Stored data
★ ★ ★ ★ ★
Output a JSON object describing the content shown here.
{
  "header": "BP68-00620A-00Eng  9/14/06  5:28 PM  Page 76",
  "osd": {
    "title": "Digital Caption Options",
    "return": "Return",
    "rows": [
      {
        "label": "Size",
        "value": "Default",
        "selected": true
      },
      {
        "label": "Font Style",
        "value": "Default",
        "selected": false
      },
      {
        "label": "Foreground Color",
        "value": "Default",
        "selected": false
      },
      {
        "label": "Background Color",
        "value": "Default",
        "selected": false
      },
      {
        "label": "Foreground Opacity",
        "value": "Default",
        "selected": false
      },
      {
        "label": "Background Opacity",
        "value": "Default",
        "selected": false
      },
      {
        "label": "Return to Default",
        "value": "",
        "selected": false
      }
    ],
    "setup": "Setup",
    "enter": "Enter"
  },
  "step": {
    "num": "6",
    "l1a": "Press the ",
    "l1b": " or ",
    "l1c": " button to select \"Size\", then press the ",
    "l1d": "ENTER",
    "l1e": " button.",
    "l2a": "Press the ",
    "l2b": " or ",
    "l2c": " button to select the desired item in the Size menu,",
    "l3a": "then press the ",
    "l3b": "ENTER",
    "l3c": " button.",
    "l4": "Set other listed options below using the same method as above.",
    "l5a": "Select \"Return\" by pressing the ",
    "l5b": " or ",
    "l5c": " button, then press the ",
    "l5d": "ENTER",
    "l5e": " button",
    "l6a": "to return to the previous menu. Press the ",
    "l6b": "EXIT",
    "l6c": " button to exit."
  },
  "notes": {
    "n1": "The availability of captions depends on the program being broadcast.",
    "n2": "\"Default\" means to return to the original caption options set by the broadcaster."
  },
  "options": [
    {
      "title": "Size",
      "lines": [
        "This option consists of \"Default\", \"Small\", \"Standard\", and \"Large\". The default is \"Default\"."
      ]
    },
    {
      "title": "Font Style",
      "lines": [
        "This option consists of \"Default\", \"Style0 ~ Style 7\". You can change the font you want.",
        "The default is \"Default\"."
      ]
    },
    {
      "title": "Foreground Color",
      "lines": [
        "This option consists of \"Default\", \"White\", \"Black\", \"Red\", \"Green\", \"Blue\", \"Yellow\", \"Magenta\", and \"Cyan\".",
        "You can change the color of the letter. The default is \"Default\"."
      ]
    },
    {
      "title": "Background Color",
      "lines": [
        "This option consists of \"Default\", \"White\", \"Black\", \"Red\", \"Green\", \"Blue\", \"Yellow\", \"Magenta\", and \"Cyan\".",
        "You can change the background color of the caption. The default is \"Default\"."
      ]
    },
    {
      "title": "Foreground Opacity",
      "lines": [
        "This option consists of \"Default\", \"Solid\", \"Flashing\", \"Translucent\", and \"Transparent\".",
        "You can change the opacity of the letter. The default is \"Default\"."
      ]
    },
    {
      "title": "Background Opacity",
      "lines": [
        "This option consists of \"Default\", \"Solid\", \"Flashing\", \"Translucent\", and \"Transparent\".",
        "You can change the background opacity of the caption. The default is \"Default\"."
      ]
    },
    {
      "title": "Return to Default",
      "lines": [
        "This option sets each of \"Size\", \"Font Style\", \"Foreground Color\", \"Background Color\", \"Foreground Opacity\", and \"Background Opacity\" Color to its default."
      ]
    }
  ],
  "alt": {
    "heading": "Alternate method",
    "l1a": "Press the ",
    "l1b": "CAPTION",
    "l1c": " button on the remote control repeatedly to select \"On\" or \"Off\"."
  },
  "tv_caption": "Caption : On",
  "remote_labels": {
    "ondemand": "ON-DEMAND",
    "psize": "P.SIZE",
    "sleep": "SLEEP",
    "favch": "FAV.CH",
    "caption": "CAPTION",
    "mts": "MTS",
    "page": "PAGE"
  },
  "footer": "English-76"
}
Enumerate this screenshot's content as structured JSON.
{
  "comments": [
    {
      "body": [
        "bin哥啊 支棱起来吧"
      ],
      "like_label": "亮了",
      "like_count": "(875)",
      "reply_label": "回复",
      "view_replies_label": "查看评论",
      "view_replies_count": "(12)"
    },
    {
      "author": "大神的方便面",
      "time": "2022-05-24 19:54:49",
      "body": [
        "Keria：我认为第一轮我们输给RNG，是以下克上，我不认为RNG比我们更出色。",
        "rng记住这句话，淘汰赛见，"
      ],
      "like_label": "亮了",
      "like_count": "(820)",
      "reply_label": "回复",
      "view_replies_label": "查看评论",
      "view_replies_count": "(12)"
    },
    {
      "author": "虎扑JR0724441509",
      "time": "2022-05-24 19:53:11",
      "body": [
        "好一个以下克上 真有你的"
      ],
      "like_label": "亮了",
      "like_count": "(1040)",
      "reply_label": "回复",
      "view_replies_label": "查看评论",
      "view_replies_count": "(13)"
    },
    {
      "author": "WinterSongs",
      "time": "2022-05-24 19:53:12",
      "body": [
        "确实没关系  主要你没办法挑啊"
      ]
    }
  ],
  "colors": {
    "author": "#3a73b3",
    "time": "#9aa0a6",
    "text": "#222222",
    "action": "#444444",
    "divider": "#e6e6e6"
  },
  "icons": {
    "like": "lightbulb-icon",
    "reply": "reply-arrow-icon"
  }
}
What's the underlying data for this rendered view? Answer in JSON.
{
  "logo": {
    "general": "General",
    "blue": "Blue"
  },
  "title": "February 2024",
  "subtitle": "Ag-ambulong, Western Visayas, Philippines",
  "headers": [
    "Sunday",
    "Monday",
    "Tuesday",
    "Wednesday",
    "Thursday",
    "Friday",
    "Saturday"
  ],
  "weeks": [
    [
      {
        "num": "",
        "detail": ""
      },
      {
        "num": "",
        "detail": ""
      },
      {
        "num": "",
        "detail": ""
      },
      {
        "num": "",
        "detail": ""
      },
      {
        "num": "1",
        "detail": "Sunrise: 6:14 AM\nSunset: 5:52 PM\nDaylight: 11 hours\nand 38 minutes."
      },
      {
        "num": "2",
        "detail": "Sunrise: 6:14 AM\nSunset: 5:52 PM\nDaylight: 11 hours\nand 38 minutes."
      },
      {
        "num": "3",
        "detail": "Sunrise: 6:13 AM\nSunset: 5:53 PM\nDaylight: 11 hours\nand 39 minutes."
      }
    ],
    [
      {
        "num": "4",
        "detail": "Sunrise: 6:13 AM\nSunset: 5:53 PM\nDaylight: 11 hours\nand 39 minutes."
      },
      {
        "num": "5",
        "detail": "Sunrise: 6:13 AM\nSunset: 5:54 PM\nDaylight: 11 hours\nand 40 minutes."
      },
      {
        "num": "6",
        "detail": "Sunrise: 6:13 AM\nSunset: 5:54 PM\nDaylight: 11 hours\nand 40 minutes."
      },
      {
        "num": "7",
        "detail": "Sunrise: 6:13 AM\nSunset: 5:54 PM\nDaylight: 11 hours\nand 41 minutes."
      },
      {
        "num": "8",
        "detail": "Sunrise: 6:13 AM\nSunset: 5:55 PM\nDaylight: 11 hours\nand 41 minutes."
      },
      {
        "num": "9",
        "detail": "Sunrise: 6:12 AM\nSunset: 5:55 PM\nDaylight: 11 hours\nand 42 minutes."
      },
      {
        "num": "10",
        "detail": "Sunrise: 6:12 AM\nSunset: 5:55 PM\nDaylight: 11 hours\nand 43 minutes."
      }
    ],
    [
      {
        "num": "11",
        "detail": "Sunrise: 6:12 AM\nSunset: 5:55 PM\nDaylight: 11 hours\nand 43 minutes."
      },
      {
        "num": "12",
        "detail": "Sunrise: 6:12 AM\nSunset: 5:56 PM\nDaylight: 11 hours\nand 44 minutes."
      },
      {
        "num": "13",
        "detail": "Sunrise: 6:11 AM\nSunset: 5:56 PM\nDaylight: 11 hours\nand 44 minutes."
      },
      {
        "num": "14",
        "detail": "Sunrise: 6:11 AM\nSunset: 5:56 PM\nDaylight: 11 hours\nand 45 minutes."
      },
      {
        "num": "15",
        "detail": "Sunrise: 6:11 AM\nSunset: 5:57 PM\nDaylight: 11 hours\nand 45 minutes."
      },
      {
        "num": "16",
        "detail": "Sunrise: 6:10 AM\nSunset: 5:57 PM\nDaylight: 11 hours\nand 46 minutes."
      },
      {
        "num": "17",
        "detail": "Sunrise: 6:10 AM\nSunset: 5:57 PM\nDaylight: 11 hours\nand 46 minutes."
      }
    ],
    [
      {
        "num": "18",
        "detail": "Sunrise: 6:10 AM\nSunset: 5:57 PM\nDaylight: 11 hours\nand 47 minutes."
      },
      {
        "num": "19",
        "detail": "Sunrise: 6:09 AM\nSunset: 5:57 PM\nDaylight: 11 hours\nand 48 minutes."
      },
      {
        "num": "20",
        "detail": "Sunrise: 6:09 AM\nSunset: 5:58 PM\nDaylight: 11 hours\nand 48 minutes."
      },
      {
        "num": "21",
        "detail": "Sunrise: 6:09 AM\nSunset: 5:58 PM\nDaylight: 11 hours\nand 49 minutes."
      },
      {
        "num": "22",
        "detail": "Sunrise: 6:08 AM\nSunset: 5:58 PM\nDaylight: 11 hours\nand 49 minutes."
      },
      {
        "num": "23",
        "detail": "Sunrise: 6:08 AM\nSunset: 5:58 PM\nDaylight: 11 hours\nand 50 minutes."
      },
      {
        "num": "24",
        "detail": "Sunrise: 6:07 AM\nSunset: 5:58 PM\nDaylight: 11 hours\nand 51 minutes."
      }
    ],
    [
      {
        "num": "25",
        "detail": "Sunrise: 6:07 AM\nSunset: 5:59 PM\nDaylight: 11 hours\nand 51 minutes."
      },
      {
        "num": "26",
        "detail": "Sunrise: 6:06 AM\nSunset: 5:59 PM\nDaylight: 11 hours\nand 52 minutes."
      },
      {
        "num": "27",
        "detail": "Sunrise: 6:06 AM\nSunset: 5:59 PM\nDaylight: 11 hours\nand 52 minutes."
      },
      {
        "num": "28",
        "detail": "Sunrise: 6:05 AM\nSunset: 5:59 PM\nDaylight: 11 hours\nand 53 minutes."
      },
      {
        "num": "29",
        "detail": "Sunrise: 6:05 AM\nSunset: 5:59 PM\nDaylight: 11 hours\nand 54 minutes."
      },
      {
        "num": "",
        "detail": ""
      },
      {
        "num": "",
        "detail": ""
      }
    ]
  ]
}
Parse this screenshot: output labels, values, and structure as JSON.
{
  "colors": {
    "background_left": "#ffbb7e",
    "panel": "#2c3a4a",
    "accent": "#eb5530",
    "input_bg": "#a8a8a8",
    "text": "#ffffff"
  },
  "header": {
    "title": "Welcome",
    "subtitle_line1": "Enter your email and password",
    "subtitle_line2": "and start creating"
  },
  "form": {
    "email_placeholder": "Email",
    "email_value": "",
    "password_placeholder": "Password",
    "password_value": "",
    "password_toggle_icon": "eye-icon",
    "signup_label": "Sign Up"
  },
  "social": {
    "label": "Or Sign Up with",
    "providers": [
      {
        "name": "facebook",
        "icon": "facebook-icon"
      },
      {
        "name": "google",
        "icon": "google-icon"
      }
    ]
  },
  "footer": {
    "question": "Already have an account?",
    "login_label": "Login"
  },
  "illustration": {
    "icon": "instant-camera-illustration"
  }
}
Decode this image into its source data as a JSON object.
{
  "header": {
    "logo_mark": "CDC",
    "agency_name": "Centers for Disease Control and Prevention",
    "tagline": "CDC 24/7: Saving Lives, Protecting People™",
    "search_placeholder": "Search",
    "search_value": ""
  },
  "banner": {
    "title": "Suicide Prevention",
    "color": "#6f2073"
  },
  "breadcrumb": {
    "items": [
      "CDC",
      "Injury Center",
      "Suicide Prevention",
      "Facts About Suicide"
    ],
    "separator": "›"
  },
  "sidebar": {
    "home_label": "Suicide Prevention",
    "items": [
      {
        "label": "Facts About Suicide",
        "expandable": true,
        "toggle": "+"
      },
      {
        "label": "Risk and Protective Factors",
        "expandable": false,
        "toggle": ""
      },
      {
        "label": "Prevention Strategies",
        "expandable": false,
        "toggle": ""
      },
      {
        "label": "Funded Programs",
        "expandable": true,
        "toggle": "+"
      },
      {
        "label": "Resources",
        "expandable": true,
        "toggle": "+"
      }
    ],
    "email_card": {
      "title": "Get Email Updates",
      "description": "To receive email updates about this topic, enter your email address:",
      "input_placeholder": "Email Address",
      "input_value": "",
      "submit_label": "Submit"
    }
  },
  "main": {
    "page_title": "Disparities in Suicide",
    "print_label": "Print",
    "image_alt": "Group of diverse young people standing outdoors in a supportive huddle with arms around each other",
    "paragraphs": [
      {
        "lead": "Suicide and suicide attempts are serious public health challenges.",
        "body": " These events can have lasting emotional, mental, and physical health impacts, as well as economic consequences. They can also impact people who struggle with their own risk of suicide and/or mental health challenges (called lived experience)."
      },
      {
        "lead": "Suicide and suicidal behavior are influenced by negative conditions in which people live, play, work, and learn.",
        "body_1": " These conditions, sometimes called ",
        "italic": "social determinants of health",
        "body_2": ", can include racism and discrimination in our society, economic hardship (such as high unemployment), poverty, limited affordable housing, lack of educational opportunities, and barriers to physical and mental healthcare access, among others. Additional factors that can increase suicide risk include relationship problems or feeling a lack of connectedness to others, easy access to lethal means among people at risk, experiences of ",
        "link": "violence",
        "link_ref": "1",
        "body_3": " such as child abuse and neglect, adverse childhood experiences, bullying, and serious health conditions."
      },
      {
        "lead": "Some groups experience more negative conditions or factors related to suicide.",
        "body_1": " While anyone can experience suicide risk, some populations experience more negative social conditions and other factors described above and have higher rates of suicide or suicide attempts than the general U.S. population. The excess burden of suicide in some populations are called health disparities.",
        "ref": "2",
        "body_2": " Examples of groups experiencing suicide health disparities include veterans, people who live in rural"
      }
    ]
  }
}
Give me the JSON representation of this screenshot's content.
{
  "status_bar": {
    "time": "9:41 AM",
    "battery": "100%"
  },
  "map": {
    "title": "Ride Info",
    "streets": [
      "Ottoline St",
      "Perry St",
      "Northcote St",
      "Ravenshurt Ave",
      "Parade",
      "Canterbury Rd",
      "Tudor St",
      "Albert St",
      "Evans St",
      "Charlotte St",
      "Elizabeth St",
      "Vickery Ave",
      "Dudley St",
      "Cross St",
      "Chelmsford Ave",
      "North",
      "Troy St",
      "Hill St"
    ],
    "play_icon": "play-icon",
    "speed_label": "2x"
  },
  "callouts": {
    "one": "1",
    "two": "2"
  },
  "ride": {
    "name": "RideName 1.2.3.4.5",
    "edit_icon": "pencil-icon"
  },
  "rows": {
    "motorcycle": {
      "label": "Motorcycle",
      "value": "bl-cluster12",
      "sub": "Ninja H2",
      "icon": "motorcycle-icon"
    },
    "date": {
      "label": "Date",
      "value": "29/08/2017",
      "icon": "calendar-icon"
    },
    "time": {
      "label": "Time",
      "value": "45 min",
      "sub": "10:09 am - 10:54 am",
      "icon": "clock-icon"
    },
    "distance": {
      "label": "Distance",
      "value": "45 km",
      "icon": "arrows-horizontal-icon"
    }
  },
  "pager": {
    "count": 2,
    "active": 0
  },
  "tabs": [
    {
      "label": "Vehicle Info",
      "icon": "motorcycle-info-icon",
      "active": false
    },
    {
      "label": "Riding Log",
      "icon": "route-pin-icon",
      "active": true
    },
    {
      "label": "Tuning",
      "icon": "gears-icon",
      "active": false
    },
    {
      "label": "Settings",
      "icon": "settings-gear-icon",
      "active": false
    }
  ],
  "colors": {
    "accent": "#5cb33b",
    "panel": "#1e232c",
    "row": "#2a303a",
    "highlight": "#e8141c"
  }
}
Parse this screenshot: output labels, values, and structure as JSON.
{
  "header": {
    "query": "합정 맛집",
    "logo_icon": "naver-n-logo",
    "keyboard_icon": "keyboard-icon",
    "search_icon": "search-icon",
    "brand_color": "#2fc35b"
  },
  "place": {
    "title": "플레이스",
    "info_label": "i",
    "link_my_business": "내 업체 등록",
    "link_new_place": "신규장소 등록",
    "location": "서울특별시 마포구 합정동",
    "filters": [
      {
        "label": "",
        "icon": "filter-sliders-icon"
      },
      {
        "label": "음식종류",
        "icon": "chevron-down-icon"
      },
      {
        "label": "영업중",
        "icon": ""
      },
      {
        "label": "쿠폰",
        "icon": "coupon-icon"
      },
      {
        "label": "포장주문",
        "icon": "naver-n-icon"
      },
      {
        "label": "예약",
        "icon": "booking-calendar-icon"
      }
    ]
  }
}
★ ★ ★ ★ ★
_What is being asked_. Pull every line containing "Sign" out of the data above.

_Reply_.
    "signup_label": "Sign Up"
    "label": "Or Sign Up with",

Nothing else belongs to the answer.